- TASK DESCRIPTION
In the entries below, identify every line with the string "reform" and copy it.

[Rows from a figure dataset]
┌──
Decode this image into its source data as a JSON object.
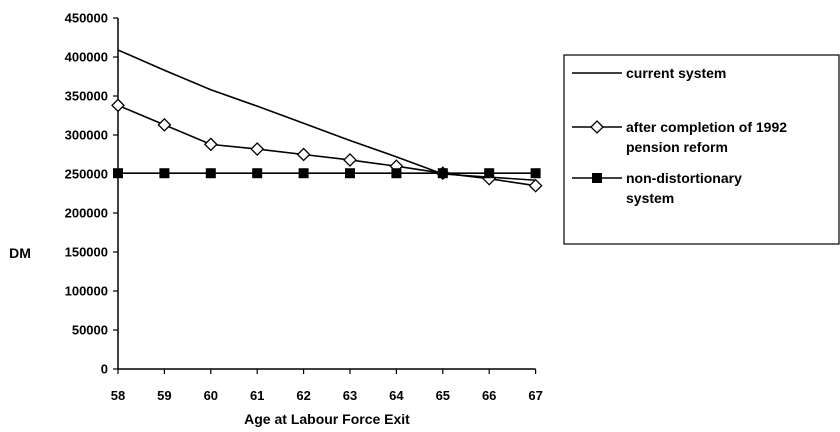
{
  "chart_data": {
    "type": "line",
    "xlabel": "Age at Labour Force Exit",
    "ylabel": "DM",
    "x": [
      58,
      59,
      60,
      61,
      62,
      63,
      64,
      65,
      66,
      67
    ],
    "ylim": [
      0,
      450000
    ],
    "yticks": [
      0,
      50000,
      100000,
      150000,
      200000,
      250000,
      300000,
      350000,
      400000,
      450000
    ],
    "grid": false,
    "legend_position": "right",
    "series": [
      {
        "name": "current system",
        "marker": "none",
        "color": "#000000",
        "values": [
          409000,
          383000,
          358000,
          337000,
          315000,
          293000,
          272000,
          250000,
          246000,
          242000
        ]
      },
      {
        "name": "after completion of 1992 pension reform",
        "legend_lines": [
          "after completion of 1992",
          "pension reform"
        ],
        "marker": "diamond",
        "color": "#000000",
        "values": [
          338000,
          313000,
          288000,
          282000,
          275000,
          268000,
          260000,
          251000,
          244000,
          235000
        ]
      },
      {
        "name": "non-distortionary system",
        "legend_lines": [
          "non-distortionary",
          "system"
        ],
        "marker": "square",
        "color": "#000000",
        "values": [
          251000,
          251000,
          251000,
          251000,
          251000,
          251000,
          251000,
          251000,
          251000,
          251000
        ]
      }
    ]
  }
}
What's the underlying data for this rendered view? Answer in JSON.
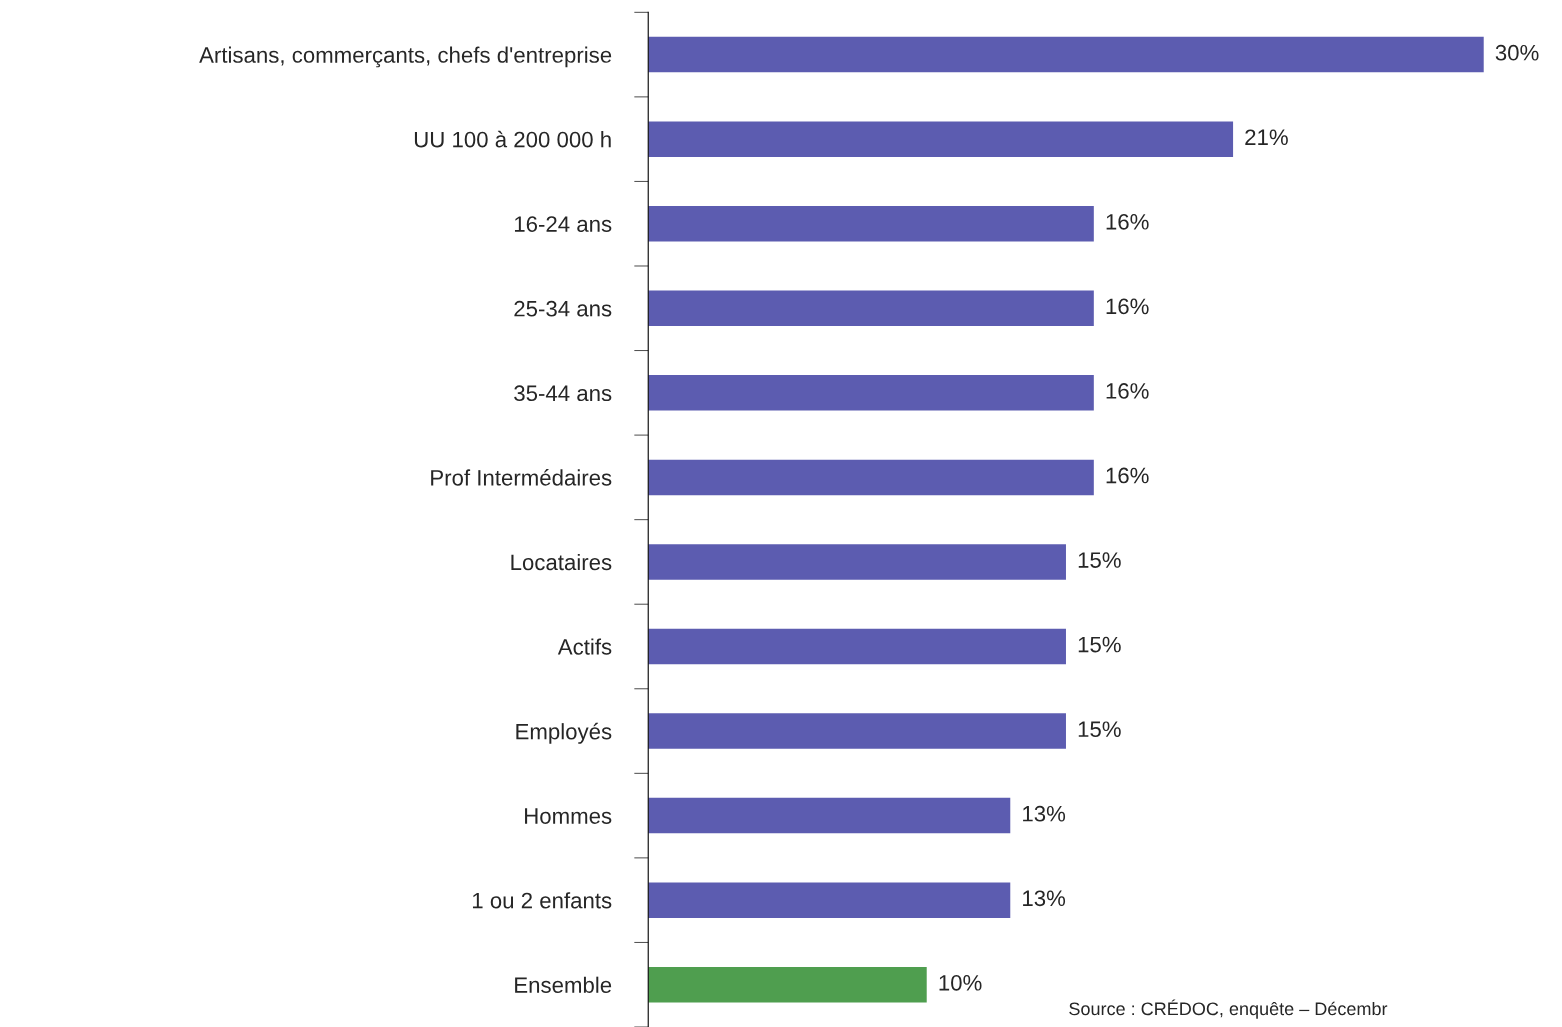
{
  "chart_data": {
    "type": "bar",
    "orientation": "horizontal",
    "categories": [
      "Artisans, commerçants, chefs d'entreprise",
      "UU 100 à 200 000 h",
      "16-24 ans",
      "25-34 ans",
      "35-44 ans",
      "Prof Intermédaires",
      "Locataires",
      "Actifs",
      "Employés",
      "Hommes",
      "1 ou 2 enfants",
      "Ensemble"
    ],
    "values": [
      30,
      21,
      16,
      16,
      16,
      16,
      15,
      15,
      15,
      13,
      13,
      10
    ],
    "value_labels": [
      "30%",
      "21%",
      "16%",
      "16%",
      "16%",
      "16%",
      "15%",
      "15%",
      "15%",
      "13%",
      "13%",
      "10%"
    ],
    "colors": [
      "#5c5cb0",
      "#5c5cb0",
      "#5c5cb0",
      "#5c5cb0",
      "#5c5cb0",
      "#5c5cb0",
      "#5c5cb0",
      "#5c5cb0",
      "#5c5cb0",
      "#5c5cb0",
      "#5c5cb0",
      "#4f9e4f"
    ],
    "annotations": [
      "Source : CRÉDOC, enquête – Décembr"
    ],
    "grid": false,
    "legend": false
  }
}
└──
- COMPLETED EXERCISE
        "name": "after completion of 1992 pension reform",
          "pension reform"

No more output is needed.